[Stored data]
————
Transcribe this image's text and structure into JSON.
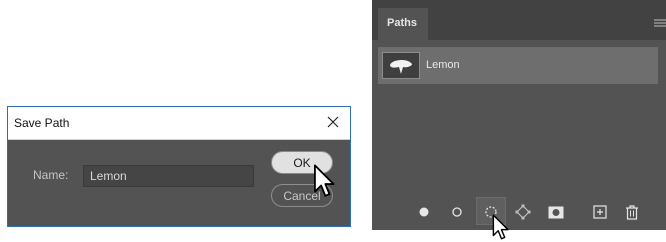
{
  "dialog": {
    "title": "Save Path",
    "name_label": "Name:",
    "name_value": "Lemon",
    "ok_label": "OK",
    "cancel_label": "Cancel"
  },
  "panel": {
    "tab_label": "Paths",
    "paths": [
      {
        "name": "Lemon",
        "thumbnail_icon": "lemon-shape-thumbnail"
      }
    ],
    "footer_icons": [
      "fill-path-icon",
      "stroke-path-icon",
      "load-path-as-selection-icon",
      "make-work-path-from-selection-icon",
      "add-mask-icon",
      "new-path-icon",
      "delete-path-icon"
    ]
  },
  "colors": {
    "dialog_border": "#2f6fb6",
    "panel_bg": "#535353",
    "selected_row": "#6e6e6e"
  }
}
————
Aim of the exercise: Without including any pictures, output all the entries above exactly.

Result of this exercise:
Transcribe this image's text and structure into JSON.
{
  "dialog": {
    "title": "Save Path",
    "name_label": "Name:",
    "name_value": "Lemon",
    "ok_label": "OK",
    "cancel_label": "Cancel"
  },
  "panel": {
    "tab_label": "Paths",
    "paths": [
      {
        "name": "Lemon",
        "thumbnail_icon": "lemon-shape-thumbnail"
      }
    ],
    "footer_icons": [
      "fill-path-icon",
      "stroke-path-icon",
      "load-path-as-selection-icon",
      "make-work-path-from-selection-icon",
      "add-mask-icon",
      "new-path-icon",
      "delete-path-icon"
    ]
  },
  "colors": {
    "dialog_border": "#2f6fb6",
    "panel_bg": "#535353",
    "selected_row": "#6e6e6e"
  }
}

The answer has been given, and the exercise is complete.